- What the task asks:
Every record must be written out once more, with nothing added or omitted.

___

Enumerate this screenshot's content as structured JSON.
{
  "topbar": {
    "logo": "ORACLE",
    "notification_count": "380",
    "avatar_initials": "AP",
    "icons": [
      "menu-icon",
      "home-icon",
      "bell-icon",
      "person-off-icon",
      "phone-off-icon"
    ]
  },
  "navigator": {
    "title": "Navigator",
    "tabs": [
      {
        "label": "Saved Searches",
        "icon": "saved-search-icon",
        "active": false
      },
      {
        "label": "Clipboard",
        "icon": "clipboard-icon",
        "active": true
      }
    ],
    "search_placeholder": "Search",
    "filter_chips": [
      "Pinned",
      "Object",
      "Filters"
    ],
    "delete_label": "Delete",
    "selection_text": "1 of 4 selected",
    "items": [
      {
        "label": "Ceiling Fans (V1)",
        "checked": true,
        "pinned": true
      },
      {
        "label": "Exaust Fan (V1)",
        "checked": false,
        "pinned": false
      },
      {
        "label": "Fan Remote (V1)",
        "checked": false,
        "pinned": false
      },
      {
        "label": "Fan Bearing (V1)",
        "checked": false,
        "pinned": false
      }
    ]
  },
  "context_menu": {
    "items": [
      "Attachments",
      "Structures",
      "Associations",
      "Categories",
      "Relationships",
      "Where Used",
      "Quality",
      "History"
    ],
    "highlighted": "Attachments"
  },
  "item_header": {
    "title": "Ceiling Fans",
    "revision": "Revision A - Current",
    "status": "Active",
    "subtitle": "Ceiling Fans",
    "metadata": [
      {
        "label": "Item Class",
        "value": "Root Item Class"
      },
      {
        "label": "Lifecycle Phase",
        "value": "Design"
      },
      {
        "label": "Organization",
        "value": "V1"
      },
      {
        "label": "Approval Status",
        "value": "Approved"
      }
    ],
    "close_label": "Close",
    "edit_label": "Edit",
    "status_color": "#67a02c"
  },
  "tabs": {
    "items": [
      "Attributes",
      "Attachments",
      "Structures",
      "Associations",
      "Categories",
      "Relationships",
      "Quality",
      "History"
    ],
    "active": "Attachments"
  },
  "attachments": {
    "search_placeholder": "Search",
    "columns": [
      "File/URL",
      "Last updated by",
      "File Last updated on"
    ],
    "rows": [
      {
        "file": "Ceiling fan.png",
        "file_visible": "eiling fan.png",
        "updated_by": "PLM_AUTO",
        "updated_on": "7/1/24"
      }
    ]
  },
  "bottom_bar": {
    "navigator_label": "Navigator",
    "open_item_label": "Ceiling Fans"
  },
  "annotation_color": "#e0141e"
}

___

- Correct result:
Enumerate this screenshot's content as structured JSON.
{
  "topbar": {
    "logo": "ORACLE",
    "notification_count": "380",
    "avatar_initials": "AP",
    "icons": [
      "menu-icon",
      "home-icon",
      "bell-icon",
      "person-off-icon",
      "phone-off-icon"
    ]
  },
  "navigator": {
    "title": "Navigator",
    "tabs": [
      {
        "label": "Saved Searches",
        "icon": "saved-search-icon",
        "active": false
      },
      {
        "label": "Clipboard",
        "icon": "clipboard-icon",
        "active": true
      }
    ],
    "search_placeholder": "Search",
    "filter_chips": [
      "Pinned",
      "Object",
      "Filters"
    ],
    "delete_label": "Delete",
    "selection_text": "1 of 4 selected",
    "items": [
      {
        "label": "Ceiling Fans (V1)",
        "checked": true,
        "pinned": true
      },
      {
        "label": "Exaust Fan (V1)",
        "checked": false,
        "pinned": false
      },
      {
        "label": "Fan Remote (V1)",
        "checked": false,
        "pinned": false
      },
      {
        "label": "Fan Bearing (V1)",
        "checked": false,
        "pinned": false
      }
    ]
  },
  "context_menu": {
    "items": [
      "Attachments",
      "Structures",
      "Associations",
      "Categories",
      "Relationships",
      "Where Used",
      "Quality",
      "History"
    ],
    "highlighted": "Attachments"
  },
  "item_header": {
    "title": "Ceiling Fans",
    "revision": "Revision A - Current",
    "status": "Active",
    "subtitle": "Ceiling Fans",
    "metadata": [
      {
        "label": "Item Class",
        "value": "Root Item Class"
      },
      {
        "label": "Lifecycle Phase",
        "value": "Design"
      },
      {
        "label": "Organization",
        "value": "V1"
      },
      {
        "label": "Approval Status",
        "value": "Approved"
      }
    ],
    "close_label": "Close",
    "edit_label": "Edit",
    "status_color": "#67a02c"
  },
  "tabs": {
    "items": [
      "Attributes",
      "Attachments",
      "Structures",
      "Associations",
      "Categories",
      "Relationships",
      "Quality",
      "History"
    ],
    "active": "Attachments"
  },
  "attachments": {
    "search_placeholder": "Search",
    "columns": [
      "File/URL",
      "Last updated by",
      "File Last updated on"
    ],
    "rows": [
      {
        "file": "Ceiling fan.png",
        "file_visible": "eiling fan.png",
        "updated_by": "PLM_AUTO",
        "updated_on": "7/1/24"
      }
    ]
  },
  "bottom_bar": {
    "navigator_label": "Navigator",
    "open_item_label": "Ceiling Fans"
  },
  "annotation_color": "#e0141e"
}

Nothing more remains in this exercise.